--- Start of EXTRACTED DATA ---

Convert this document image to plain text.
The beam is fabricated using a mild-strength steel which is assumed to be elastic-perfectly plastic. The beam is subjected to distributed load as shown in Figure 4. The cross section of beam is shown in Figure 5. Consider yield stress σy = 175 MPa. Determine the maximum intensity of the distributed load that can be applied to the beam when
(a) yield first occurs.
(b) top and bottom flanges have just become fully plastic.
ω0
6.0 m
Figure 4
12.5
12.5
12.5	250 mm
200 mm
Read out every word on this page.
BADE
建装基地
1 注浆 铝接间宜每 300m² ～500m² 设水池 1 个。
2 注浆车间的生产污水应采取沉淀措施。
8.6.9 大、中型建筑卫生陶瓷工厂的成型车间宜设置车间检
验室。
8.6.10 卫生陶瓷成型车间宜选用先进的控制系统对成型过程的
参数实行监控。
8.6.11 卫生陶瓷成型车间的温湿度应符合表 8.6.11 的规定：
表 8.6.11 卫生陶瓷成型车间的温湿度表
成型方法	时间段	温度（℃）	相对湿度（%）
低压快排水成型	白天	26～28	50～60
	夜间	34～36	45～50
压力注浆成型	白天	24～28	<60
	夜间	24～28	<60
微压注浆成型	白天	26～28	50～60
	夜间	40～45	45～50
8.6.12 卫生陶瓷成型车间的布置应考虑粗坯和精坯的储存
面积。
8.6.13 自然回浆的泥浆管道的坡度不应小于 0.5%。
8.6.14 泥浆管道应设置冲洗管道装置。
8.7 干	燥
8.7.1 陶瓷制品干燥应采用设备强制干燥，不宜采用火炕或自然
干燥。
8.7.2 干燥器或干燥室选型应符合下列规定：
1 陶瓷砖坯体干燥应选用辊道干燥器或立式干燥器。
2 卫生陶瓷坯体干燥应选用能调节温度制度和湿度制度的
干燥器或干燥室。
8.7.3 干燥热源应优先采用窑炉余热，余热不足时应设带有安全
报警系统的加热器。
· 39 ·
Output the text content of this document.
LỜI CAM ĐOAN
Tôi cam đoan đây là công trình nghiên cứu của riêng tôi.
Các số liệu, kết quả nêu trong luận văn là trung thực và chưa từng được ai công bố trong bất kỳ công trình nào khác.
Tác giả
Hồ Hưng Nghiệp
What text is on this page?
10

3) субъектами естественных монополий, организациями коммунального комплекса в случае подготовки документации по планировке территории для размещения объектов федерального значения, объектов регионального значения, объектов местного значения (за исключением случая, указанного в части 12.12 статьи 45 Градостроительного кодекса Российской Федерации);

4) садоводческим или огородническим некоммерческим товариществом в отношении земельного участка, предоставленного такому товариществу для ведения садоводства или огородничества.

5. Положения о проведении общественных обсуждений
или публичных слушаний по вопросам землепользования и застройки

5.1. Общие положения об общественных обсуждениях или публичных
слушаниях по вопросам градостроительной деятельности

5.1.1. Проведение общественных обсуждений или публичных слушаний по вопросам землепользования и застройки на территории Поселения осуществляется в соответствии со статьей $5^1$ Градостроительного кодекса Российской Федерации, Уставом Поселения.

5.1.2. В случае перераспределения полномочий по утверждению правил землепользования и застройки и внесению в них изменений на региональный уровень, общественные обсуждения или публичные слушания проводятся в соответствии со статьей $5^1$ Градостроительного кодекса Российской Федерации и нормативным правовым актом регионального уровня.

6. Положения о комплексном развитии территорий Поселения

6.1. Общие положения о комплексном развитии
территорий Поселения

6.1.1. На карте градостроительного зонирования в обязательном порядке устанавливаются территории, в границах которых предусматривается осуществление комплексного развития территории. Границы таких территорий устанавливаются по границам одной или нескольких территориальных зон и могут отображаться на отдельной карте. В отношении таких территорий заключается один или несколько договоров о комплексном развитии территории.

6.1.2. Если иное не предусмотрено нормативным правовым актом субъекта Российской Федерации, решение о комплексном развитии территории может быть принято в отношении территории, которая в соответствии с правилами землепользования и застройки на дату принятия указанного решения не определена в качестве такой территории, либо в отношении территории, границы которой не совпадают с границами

--- End of EXTRACTED DATA ---

» **WHAT IS NEEDED**: Each line of the material above needs to be quoted exactly, please.

» **OUTPUT FOR THIS TASK**:
Convert this document image to plain text.
The beam is fabricated using a mild-strength steel which is assumed to be elastic-perfectly plastic. The beam is subjected to distributed load as shown in Figure 4. The cross section of beam is shown in Figure 5. Consider yield stress σy = 175 MPa. Determine the maximum intensity of the distributed load that can be applied to the beam when
(a) yield first occurs.
(b) top and bottom flanges have just become fully plastic.
ω0
6.0 m
Figure 4
12.5
12.5
12.5	250 mm
200 mm
Read out every word on this page.
BADE
建装基地
1 注浆 铝接间宜每 300m² ～500m² 设水池 1 个。
2 注浆车间的生产污水应采取沉淀措施。
8.6.9 大、中型建筑卫生陶瓷工厂的成型车间宜设置车间检
验室。
8.6.10 卫生陶瓷成型车间宜选用先进的控制系统对成型过程的
参数实行监控。
8.6.11 卫生陶瓷成型车间的温湿度应符合表 8.6.11 的规定：
表 8.6.11 卫生陶瓷成型车间的温湿度表
成型方法	时间段	温度（℃）	相对湿度（%）
低压快排水成型	白天	26～28	50～60
	夜间	34～36	45～50
压力注浆成型	白天	24～28	<60
	夜间	24～28	<60
微压注浆成型	白天	26～28	50～60
	夜间	40～45	45～50
8.6.12 卫生陶瓷成型车间的布置应考虑粗坯和精坯的储存
面积。
8.6.13 自然回浆的泥浆管道的坡度不应小于 0.5%。
8.6.14 泥浆管道应设置冲洗管道装置。
8.7 干	燥
8.7.1 陶瓷制品干燥应采用设备强制干燥，不宜采用火炕或自然
干燥。
8.7.2 干燥器或干燥室选型应符合下列规定：
1 陶瓷砖坯体干燥应选用辊道干燥器或立式干燥器。
2 卫生陶瓷坯体干燥应选用能调节温度制度和湿度制度的
干燥器或干燥室。
8.7.3 干燥热源应优先采用窑炉余热，余热不足时应设带有安全
报警系统的加热器。
· 39 ·
Output the text content of this document.
LỜI CAM ĐOAN
Tôi cam đoan đây là công trình nghiên cứu của riêng tôi.
Các số liệu, kết quả nêu trong luận văn là trung thực và chưa từng được ai công bố trong bất kỳ công trình nào khác.
Tác giả
Hồ Hưng Nghiệp
What text is on this page?
10

3) субъектами естественных монополий, организациями коммунального комплекса в случае подготовки документации по планировке территории для размещения объектов федерального значения, объектов регионального значения, объектов местного значения (за исключением случая, указанного в части 12.12 статьи 45 Градостроительного кодекса Российской Федерации);

4) садоводческим или огородническим некоммерческим товариществом в отношении земельного участка, предоставленного такому товариществу для ведения садоводства или огородничества.

5. Положения о проведении общественных обсуждений
или публичных слушаний по вопросам землепользования и застройки

5.1. Общие положения об общественных обсуждениях или публичных
слушаниях по вопросам градостроительной деятельности

5.1.1. Проведение общественных обсуждений или публичных слушаний по вопросам землепользования и застройки на территории Поселения осуществляется в соответствии со статьей $5^1$ Градостроительного кодекса Российской Федерации, Уставом Поселения.

5.1.2. В случае перераспределения полномочий по утверждению правил землепользования и застройки и внесению в них изменений на региональный уровень, общественные обсуждения или публичные слушания проводятся в соответствии со статьей $5^1$ Градостроительного кодекса Российской Федерации и нормативным правовым актом регионального уровня.

6. Положения о комплексном развитии территорий Поселения

6.1. Общие положения о комплексном развитии
территорий Поселения

6.1.1. На карте градостроительного зонирования в обязательном порядке устанавливаются территории, в границах которых предусматривается осуществление комплексного развития территории. Границы таких территорий устанавливаются по границам одной или нескольких территориальных зон и могут отображаться на отдельной карте. В отношении таких территорий заключается один или несколько договоров о комплексном развитии территории.

6.1.2. Если иное не предусмотрено нормативным правовым актом субъекта Российской Федерации, решение о комплексном развитии территории может быть принято в отношении территории, которая в соответствии с правилами землепользования и застройки на дату принятия указанного решения не определена в качестве такой территории, либо в отношении территории, границы которой не совпадают с границами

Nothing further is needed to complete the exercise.